- Goal of the exercise:
Tally the lines containing the word "JSON" and give the total alone.

(Stored data)
※
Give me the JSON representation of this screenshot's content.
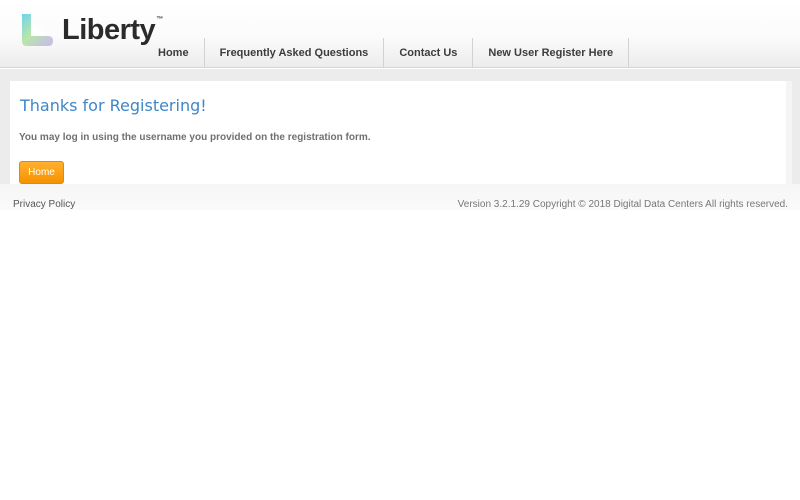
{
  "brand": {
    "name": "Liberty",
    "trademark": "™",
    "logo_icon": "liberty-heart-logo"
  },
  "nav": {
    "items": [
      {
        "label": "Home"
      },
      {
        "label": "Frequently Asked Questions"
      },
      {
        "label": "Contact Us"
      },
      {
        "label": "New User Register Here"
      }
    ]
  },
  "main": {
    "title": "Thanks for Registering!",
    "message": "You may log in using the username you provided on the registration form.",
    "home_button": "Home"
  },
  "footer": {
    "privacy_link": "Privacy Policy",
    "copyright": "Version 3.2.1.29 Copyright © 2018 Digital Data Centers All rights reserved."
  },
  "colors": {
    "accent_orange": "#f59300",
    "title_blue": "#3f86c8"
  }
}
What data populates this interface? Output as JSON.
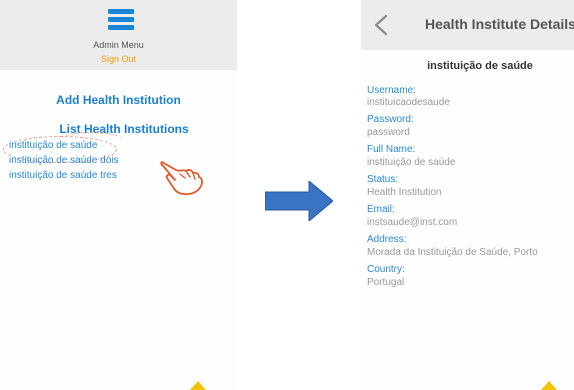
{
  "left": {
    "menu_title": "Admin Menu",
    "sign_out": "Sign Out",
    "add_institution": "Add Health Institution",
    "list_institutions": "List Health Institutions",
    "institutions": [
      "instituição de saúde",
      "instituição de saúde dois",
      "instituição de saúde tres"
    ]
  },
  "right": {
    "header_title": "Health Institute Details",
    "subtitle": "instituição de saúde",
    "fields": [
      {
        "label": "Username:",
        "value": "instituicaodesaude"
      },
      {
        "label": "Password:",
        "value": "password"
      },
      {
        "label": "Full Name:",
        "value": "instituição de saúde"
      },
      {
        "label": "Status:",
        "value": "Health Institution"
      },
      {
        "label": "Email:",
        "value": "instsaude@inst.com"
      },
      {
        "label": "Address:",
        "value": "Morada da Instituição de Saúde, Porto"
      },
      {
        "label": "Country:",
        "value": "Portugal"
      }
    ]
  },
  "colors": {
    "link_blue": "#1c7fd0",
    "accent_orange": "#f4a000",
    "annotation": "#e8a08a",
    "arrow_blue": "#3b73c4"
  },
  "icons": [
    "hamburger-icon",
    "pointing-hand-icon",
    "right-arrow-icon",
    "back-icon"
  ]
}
※
- Reply:
2